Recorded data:
'''

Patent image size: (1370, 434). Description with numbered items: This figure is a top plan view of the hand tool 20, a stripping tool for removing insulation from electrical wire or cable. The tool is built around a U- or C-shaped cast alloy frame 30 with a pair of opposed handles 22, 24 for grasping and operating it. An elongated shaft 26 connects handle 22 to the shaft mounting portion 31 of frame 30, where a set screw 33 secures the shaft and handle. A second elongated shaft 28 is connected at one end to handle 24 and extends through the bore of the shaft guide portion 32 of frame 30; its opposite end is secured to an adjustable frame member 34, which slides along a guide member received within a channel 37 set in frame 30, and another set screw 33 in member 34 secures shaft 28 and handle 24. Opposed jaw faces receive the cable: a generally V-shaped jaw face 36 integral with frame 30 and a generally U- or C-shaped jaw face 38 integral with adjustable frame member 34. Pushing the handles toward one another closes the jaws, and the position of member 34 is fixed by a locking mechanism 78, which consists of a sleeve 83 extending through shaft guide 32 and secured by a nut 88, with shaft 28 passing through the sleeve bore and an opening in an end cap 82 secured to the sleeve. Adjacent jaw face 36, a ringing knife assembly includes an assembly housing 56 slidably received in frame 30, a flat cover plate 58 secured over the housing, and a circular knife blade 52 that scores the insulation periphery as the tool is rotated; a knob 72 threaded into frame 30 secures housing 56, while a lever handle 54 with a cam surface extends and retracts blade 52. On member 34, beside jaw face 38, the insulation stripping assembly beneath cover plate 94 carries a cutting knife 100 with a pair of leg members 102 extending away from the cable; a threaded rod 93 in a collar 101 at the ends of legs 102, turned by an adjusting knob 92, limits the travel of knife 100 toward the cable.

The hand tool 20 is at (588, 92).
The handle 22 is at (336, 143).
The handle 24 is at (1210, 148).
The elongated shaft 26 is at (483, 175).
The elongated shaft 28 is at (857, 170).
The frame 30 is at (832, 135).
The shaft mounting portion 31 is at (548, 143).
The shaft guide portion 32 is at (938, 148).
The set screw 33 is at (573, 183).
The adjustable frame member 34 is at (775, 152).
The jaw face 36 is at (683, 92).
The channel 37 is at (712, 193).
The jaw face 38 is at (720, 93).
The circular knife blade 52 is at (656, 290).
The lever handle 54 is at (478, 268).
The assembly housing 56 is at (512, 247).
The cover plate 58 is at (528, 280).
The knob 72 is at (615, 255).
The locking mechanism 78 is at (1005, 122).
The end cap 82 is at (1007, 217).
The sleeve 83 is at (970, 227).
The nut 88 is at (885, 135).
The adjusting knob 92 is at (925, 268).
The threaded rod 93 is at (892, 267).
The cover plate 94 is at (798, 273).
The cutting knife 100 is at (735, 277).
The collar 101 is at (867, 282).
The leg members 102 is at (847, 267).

'''
'''

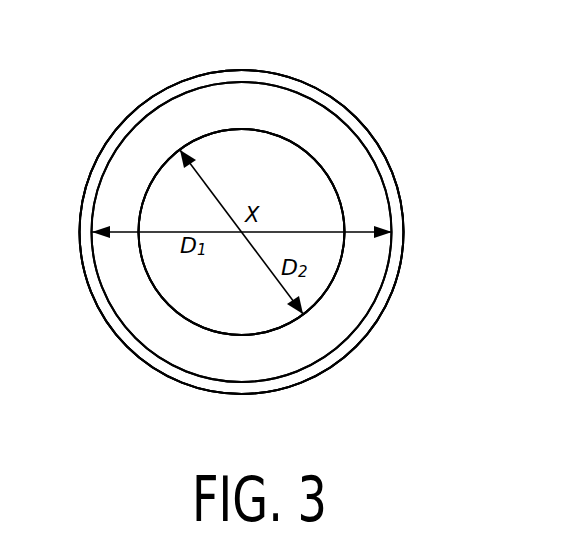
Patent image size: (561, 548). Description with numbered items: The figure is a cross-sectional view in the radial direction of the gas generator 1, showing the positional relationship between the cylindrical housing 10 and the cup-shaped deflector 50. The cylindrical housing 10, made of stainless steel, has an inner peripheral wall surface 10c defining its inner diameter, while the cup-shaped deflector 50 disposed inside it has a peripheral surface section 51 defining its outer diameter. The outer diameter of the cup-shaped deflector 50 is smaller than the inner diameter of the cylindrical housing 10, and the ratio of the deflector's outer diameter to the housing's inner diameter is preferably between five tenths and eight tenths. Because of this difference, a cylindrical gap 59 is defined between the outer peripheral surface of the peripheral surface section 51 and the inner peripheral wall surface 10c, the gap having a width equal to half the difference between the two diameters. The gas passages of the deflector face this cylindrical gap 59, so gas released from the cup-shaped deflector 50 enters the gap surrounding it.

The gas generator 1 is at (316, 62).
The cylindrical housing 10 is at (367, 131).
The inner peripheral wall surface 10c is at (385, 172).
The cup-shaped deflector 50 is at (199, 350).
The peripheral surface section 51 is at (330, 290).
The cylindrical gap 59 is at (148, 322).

'''

_DIRECTIONS_
Copy out the lines of the records starting at the one that contains "Patent image size: (561, 548)." and ending at the one that contains "The cylindrical gap 59 is at (148, 322).", both included, word for word.

_FINAL ANSWER_
Patent image size: (561, 548). Description with numbered items: The figure is a cross-sectional view in the radial direction of the gas generator 1, showing the positional relationship between the cylindrical housing 10 and the cup-shaped deflector 50. The cylindrical housing 10, made of stainless steel, has an inner peripheral wall surface 10c defining its inner diameter, while the cup-shaped deflector 50 disposed inside it has a peripheral surface section 51 defining its outer diameter. The outer diameter of the cup-shaped deflector 50 is smaller than the inner diameter of the cylindrical housing 10, and the ratio of the deflector's outer diameter to the housing's inner diameter is preferably between five tenths and eight tenths. Because of this difference, a cylindrical gap 59 is defined between the outer peripheral surface of the peripheral surface section 51 and the inner peripheral wall surface 10c, the gap having a width equal to half the difference between the two diameters. The gas passages of the deflector face this cylindrical gap 59, so gas released from the cup-shaped deflector 50 enters the gap surrounding it.

The gas generator 1 is at (316, 62).
The cylindrical housing 10 is at (367, 131).
The inner peripheral wall surface 10c is at (385, 172).
The cup-shaped deflector 50 is at (199, 350).
The peripheral surface section 51 is at (330, 290).
The cylindrical gap 59 is at (148, 322).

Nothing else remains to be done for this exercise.